- Aim of the task
Would you return the complete listing below word for word?

-------

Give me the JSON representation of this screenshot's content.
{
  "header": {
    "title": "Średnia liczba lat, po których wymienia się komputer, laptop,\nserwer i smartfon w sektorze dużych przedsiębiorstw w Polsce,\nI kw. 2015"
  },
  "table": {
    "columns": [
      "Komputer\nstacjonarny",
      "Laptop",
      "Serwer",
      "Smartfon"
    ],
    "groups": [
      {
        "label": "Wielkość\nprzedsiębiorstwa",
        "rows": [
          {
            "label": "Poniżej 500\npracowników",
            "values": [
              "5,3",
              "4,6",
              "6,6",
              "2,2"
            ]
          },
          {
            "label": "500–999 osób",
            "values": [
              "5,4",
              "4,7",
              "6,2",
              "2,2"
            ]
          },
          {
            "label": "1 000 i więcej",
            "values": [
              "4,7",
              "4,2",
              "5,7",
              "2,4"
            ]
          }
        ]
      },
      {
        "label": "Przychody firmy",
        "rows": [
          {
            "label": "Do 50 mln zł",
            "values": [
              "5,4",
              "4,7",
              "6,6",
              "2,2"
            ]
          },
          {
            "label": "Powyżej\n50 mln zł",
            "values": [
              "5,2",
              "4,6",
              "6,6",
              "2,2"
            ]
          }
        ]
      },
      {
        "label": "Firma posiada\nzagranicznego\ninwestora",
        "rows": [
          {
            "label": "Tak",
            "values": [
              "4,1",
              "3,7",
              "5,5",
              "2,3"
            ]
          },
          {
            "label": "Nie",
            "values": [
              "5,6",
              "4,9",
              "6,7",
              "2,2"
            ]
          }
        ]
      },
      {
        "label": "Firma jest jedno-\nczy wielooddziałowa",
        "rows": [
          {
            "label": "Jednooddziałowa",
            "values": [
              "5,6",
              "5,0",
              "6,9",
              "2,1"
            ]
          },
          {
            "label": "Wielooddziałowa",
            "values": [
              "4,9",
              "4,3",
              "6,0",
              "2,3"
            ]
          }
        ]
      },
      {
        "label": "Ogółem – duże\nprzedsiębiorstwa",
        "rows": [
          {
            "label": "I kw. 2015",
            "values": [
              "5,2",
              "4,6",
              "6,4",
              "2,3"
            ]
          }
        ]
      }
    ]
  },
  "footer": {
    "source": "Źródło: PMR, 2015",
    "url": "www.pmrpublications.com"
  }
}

-------

- The result
Give me the JSON representation of this screenshot's content.
{
  "header": {
    "title": "Średnia liczba lat, po których wymienia się komputer, laptop,\nserwer i smartfon w sektorze dużych przedsiębiorstw w Polsce,\nI kw. 2015"
  },
  "table": {
    "columns": [
      "Komputer\nstacjonarny",
      "Laptop",
      "Serwer",
      "Smartfon"
    ],
    "groups": [
      {
        "label": "Wielkość\nprzedsiębiorstwa",
        "rows": [
          {
            "label": "Poniżej 500\npracowników",
            "values": [
              "5,3",
              "4,6",
              "6,6",
              "2,2"
            ]
          },
          {
            "label": "500–999 osób",
            "values": [
              "5,4",
              "4,7",
              "6,2",
              "2,2"
            ]
          },
          {
            "label": "1 000 i więcej",
            "values": [
              "4,7",
              "4,2",
              "5,7",
              "2,4"
            ]
          }
        ]
      },
      {
        "label": "Przychody firmy",
        "rows": [
          {
            "label": "Do 50 mln zł",
            "values": [
              "5,4",
              "4,7",
              "6,6",
              "2,2"
            ]
          },
          {
            "label": "Powyżej\n50 mln zł",
            "values": [
              "5,2",
              "4,6",
              "6,6",
              "2,2"
            ]
          }
        ]
      },
      {
        "label": "Firma posiada\nzagranicznego\ninwestora",
        "rows": [
          {
            "label": "Tak",
            "values": [
              "4,1",
              "3,7",
              "5,5",
              "2,3"
            ]
          },
          {
            "label": "Nie",
            "values": [
              "5,6",
              "4,9",
              "6,7",
              "2,2"
            ]
          }
        ]
      },
      {
        "label": "Firma jest jedno-\nczy wielooddziałowa",
        "rows": [
          {
            "label": "Jednooddziałowa",
            "values": [
              "5,6",
              "5,0",
              "6,9",
              "2,1"
            ]
          },
          {
            "label": "Wielooddziałowa",
            "values": [
              "4,9",
              "4,3",
              "6,0",
              "2,3"
            ]
          }
        ]
      },
      {
        "label": "Ogółem – duże\nprzedsiębiorstwa",
        "rows": [
          {
            "label": "I kw. 2015",
            "values": [
              "5,2",
              "4,6",
              "6,4",
              "2,3"
            ]
          }
        ]
      }
    ]
  },
  "footer": {
    "source": "Źródło: PMR, 2015",
    "url": "www.pmrpublications.com"
  }
}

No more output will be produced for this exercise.